Aim.
Find the lines holding the string "zátkami" in the data, then copy all of them.

* begin Material *

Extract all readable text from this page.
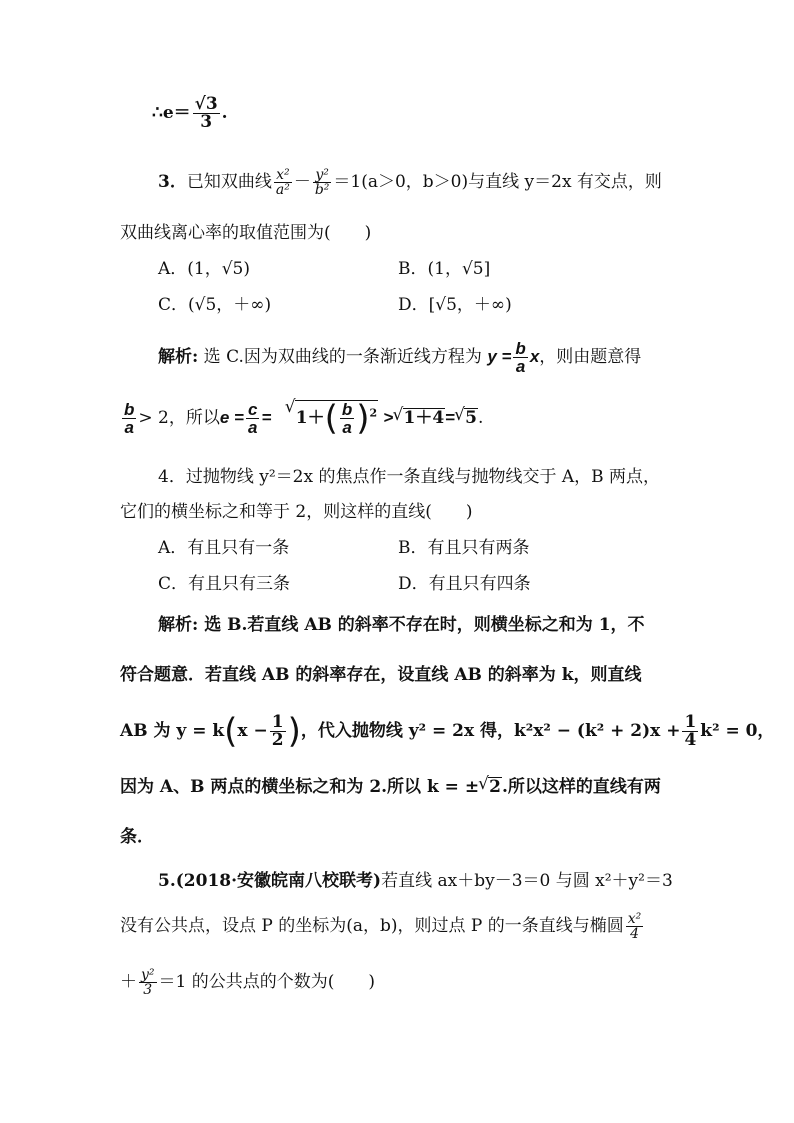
∴e＝ $\frac{√3}{3}$ .
3．已知双曲线 $\frac{\text{x²}}{\text{a²}} - \frac{\text{y²}}{\text{b²}} =1(a>0$，b＞0)与直线 y＝2x 有交点，则
双曲线离心率的取值范围为(　　)
A．(1，√5)	B．(1，√5]
C．(√5，＋∞)	D．[√5，＋∞)
解析: 选 C.因为双曲线的一条渐近线方程为 $y = \frac{b}{a}$ x，则由题意得
$\frac{b}{a} > 2$，所以$e = \frac{c}{a}$ = √ $1+( \frac{b}{a} )^2$ > √ 1＋4= √ 5.
4．过抛物线 y²＝2x 的焦点作一条直线与抛物线交于 A，B 两点，
它们的横坐标之和等于 2，则这样的直线(　　)
A．有且只有一条	B．有且只有两条
C．有且只有三条	D．有且只有四条
解析: 选 B.若直线 AB 的斜率不存在时，则横坐标之和为 1，不
符合题意．若直线 AB 的斜率存在，设直线 AB 的斜率为 k，则直线
AB 为 $y = k(x - \frac{1}{2}$ )，代入抛物线 y² = 2x 得，$k^2x^2 - (k^2 + 2)x + \frac{1}{4} k^2 = 0$，
因为 A、B 两点的横坐标之和为 2.所以 k = ± √ 2.所以这样的直线有两
条．
5.(2018·安徽皖南八校联考)若直线 ax＋by－3＝0 与圆 x²＋y²＝3
没有公共点，设点 P 的坐标为(a，b)，则过点 P 的一条直线与椭圆 $\frac{\text{x²}}{4}$
＋ $\frac{\text{y²}}{3} =1$ 的公共点的个数为(　　)
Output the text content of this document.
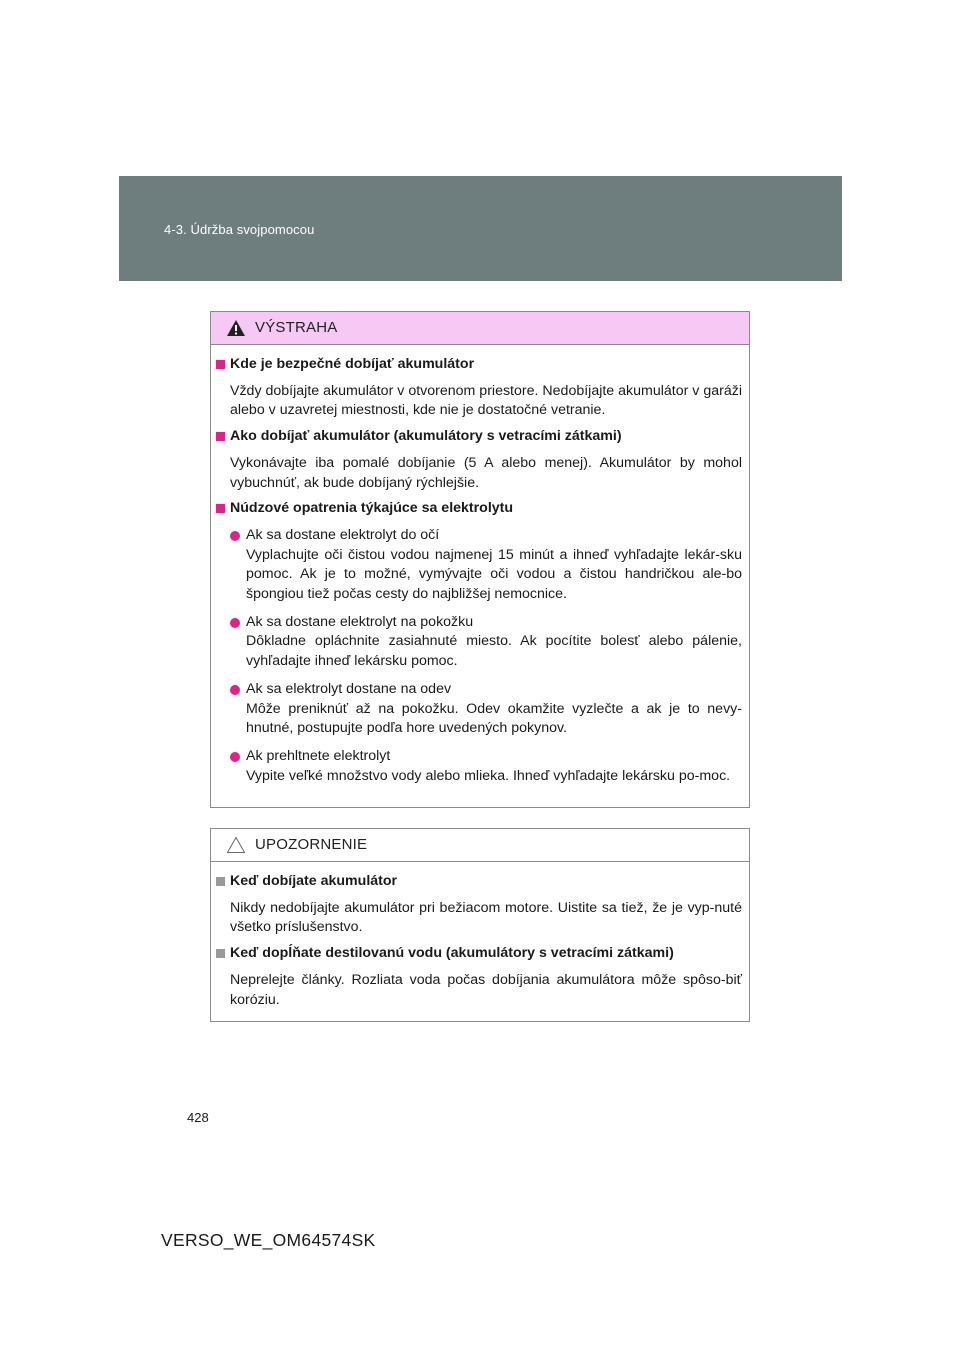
4-3. Údržba svojpomocou
VÝSTRAHA
Kde je bezpečné dobíjať akumulátor
Vždy dobíjajte akumulátor v otvorenom priestore. Nedobíjajte akumulátor v garáži alebo v uzavretej miestnosti, kde nie je dostatočné vetranie.
Ako dobíjať akumulátor (akumulátory s vetracími zátkami)
Vykonávajte iba pomalé dobíjanie (5 A alebo menej). Akumulátor by mohol vybuchnúť, ak bude dobíjaný rýchlejšie.
Núdzové opatrenia týkajúce sa elektrolytu
Ak sa dostane elektrolyt do očí
Vyplachujte oči čistou vodou najmenej 15 minút a ihneď vyhľadajte lekár-sku pomoc. Ak je to možné, vymývajte oči vodou a čistou handričkou ale-bo špongiou tiež počas cesty do najbližšej nemocnice.
Ak sa dostane elektrolyt na pokožku
Dôkladne opláchnite zasiahnuté miesto. Ak pocítite bolesť alebo pálenie, vyhľadajte ihneď lekársku pomoc.
Ak sa elektrolyt dostane na odev
Môže preniknúť až na pokožku. Odev okamžite vyzlečte a ak je to nevy-hnutné, postupujte podľa hore uvedených pokynov.
Ak prehltnete elektrolyt
Vypite veľké množstvo vody alebo mlieka. Ihneď vyhľadajte lekársku po-moc.
UPOZORNENIE
Keď dobíjate akumulátor
Nikdy nedobíjajte akumulátor pri bežiacom motore. Uistite sa tiež, že je vyp-nuté všetko príslušenstvo.
Keď dopĺňate destilovanú vodu (akumulátory s vetracími zátkami)
Neprelejte články. Rozliata voda počas dobíjania akumulátora môže spôso-biť koróziu.
428
VERSO_WE_OM64574SK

* end Material *

Exercise output.
Ako dobíjať akumulátor (akumulátory s vetracími zátkami)
Keď dopĺňate destilovanú vodu (akumulátory s vetracími zátkami)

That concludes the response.